Without altering anything, repeat each of the records.

ENTRIES SUPPLIED:
────────

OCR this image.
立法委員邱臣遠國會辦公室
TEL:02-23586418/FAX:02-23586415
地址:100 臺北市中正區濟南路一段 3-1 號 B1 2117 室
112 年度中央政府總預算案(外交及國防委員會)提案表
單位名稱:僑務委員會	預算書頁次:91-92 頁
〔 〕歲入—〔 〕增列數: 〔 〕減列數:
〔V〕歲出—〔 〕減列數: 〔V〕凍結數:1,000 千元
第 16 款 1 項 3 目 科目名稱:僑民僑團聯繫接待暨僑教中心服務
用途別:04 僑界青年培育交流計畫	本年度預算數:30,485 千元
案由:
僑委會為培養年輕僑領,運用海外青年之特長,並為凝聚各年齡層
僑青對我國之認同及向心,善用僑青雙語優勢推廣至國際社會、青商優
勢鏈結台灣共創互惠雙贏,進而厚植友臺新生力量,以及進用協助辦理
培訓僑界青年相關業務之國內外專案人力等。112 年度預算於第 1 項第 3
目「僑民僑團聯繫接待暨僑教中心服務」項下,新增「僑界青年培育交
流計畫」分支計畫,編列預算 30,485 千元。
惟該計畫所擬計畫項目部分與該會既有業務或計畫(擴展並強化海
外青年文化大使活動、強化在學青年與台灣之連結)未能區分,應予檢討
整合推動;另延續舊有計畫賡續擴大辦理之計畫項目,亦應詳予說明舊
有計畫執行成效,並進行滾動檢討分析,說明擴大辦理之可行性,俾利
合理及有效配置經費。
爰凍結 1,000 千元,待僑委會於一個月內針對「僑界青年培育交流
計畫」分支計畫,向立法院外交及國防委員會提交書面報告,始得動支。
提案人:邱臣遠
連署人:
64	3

────────

PROBLEM SOLUTION:
OCR this image.
立法委員邱臣遠國會辦公室
TEL:02-23586418/FAX:02-23586415
地址:100 臺北市中正區濟南路一段 3-1 號 B1 2117 室
112 年度中央政府總預算案(外交及國防委員會)提案表
單位名稱:僑務委員會	預算書頁次:91-92 頁
〔 〕歲入—〔 〕增列數: 〔 〕減列數:
〔V〕歲出—〔 〕減列數: 〔V〕凍結數:1,000 千元
第 16 款 1 項 3 目 科目名稱:僑民僑團聯繫接待暨僑教中心服務
用途別:04 僑界青年培育交流計畫	本年度預算數:30,485 千元
案由:
僑委會為培養年輕僑領,運用海外青年之特長,並為凝聚各年齡層
僑青對我國之認同及向心,善用僑青雙語優勢推廣至國際社會、青商優
勢鏈結台灣共創互惠雙贏,進而厚植友臺新生力量,以及進用協助辦理
培訓僑界青年相關業務之國內外專案人力等。112 年度預算於第 1 項第 3
目「僑民僑團聯繫接待暨僑教中心服務」項下,新增「僑界青年培育交
流計畫」分支計畫,編列預算 30,485 千元。
惟該計畫所擬計畫項目部分與該會既有業務或計畫(擴展並強化海
外青年文化大使活動、強化在學青年與台灣之連結)未能區分,應予檢討
整合推動;另延續舊有計畫賡續擴大辦理之計畫項目,亦應詳予說明舊
有計畫執行成效,並進行滾動檢討分析,說明擴大辦理之可行性,俾利
合理及有效配置經費。
爰凍結 1,000 千元,待僑委會於一個月內針對「僑界青年培育交流
計畫」分支計畫,向立法院外交及國防委員會提交書面報告,始得動支。
提案人:邱臣遠
連署人:
64	3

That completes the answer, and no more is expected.